_Aim_: Track down the lines that contain "Open" and copy them.

Stored items:
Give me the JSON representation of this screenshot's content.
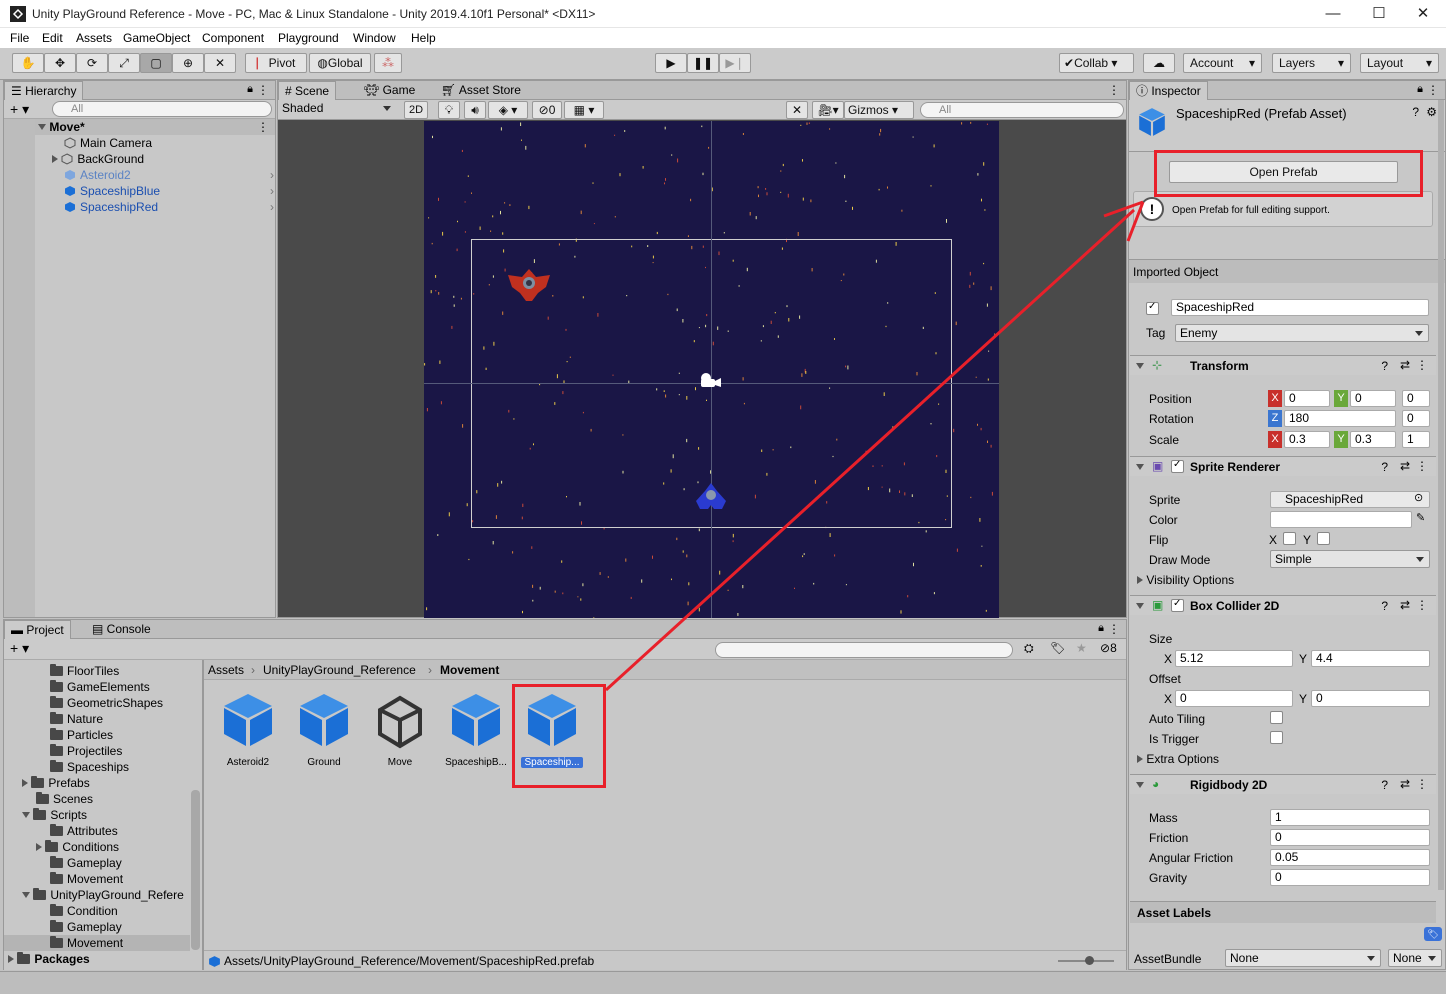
{
  "window": {
    "title": "Unity PlayGround Reference - Move - PC, Mac & Linux Standalone - Unity 2019.4.10f1 Personal* <DX11>",
    "minimize": "—",
    "maximize": "☐",
    "close": "✕"
  },
  "menu": [
    "File",
    "Edit",
    "Assets",
    "GameObject",
    "Component",
    "Playground",
    "Window",
    "Help"
  ],
  "toolbar": {
    "pivot": "Pivot",
    "global": "Global",
    "collab": "Collab",
    "account": "Account",
    "layers": "Layers",
    "layout": "Layout"
  },
  "hierarchy": {
    "tab": "Hierarchy",
    "search_placeholder": "All",
    "scene": "Move*",
    "items": [
      {
        "label": "Main Camera"
      },
      {
        "label": "BackGround"
      },
      {
        "label": "Asteroid2"
      },
      {
        "label": "SpaceshipBlue"
      },
      {
        "label": "SpaceshipRed"
      }
    ]
  },
  "scene_view": {
    "tabs": [
      "Scene",
      "Game",
      "Asset Store"
    ],
    "shading": "Shaded",
    "mode_2d": "2D",
    "hidden_count": "0",
    "gizmos": "Gizmos",
    "search_placeholder": "All"
  },
  "project": {
    "tabs": [
      "Project",
      "Console"
    ],
    "hidden_count": "8",
    "folders": [
      {
        "label": "FloorTiles"
      },
      {
        "label": "GameElements"
      },
      {
        "label": "GeometricShapes"
      },
      {
        "label": "Nature"
      },
      {
        "label": "Particles"
      },
      {
        "label": "Projectiles"
      },
      {
        "label": "Spaceships"
      },
      {
        "label": "Prefabs"
      },
      {
        "label": "Scenes"
      },
      {
        "label": "Scripts"
      },
      {
        "label": "Attributes"
      },
      {
        "label": "Conditions"
      },
      {
        "label": "Gameplay"
      },
      {
        "label": "Movement"
      },
      {
        "label": "UnityPlayGround_Refere"
      },
      {
        "label": "Condition"
      },
      {
        "label": "Gameplay"
      },
      {
        "label": "Movement"
      },
      {
        "label": "Packages"
      }
    ],
    "breadcrumb": [
      "Assets",
      "UnityPlayGround_Reference",
      "Movement"
    ],
    "assets": [
      {
        "label": "Asteroid2"
      },
      {
        "label": "Ground"
      },
      {
        "label": "Move"
      },
      {
        "label": "SpaceshipB..."
      },
      {
        "label": "Spaceship..."
      }
    ],
    "status_path": "Assets/UnityPlayGround_Reference/Movement/SpaceshipRed.prefab"
  },
  "inspector": {
    "tab": "Inspector",
    "title": "SpaceshipRed (Prefab Asset)",
    "open_prefab": "Open Prefab",
    "help_text": "Open Prefab for full editing support.",
    "imported_object": "Imported Object",
    "name": "SpaceshipRed",
    "tag_label": "Tag",
    "tag": "Enemy",
    "transform": {
      "title": "Transform",
      "position_label": "Position",
      "position": {
        "x": "0",
        "y": "0",
        "z": "0"
      },
      "rotation_label": "Rotation",
      "rotation": {
        "z": "180",
        "w": "0"
      },
      "scale_label": "Scale",
      "scale": {
        "x": "0.3",
        "y": "0.3",
        "z": "1"
      }
    },
    "sprite_renderer": {
      "title": "Sprite Renderer",
      "sprite_label": "Sprite",
      "sprite": "SpaceshipRed",
      "color_label": "Color",
      "flip_label": "Flip",
      "flip_x": "X",
      "flip_y": "Y",
      "draw_mode_label": "Draw Mode",
      "draw_mode": "Simple",
      "visibility": "Visibility Options"
    },
    "box_collider": {
      "title": "Box Collider 2D",
      "size_label": "Size",
      "size_x": "5.12",
      "size_y": "4.4",
      "offset_label": "Offset",
      "offset_x": "0",
      "offset_y": "0",
      "x": "X",
      "y": "Y",
      "auto_tiling": "Auto Tiling",
      "is_trigger": "Is Trigger",
      "extra": "Extra Options"
    },
    "rigidbody": {
      "title": "Rigidbody 2D",
      "mass_label": "Mass",
      "mass": "1",
      "friction_label": "Friction",
      "friction": "0",
      "angular_label": "Angular Friction",
      "angular": "0.05",
      "gravity_label": "Gravity",
      "gravity": "0"
    },
    "asset_labels": "Asset Labels",
    "assetbundle_label": "AssetBundle",
    "assetbundle": "None",
    "assetbundle_variant": "None"
  },
  "colors": {
    "accent": "#e8202a",
    "prefab_blue": "#1b6fd6",
    "scene_bg": "#1a1646",
    "selection": "#3a72d8"
  }
}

_Written answer_:
    "open_prefab": "Open Prefab",
    "help_text": "Open Prefab for full editing support.",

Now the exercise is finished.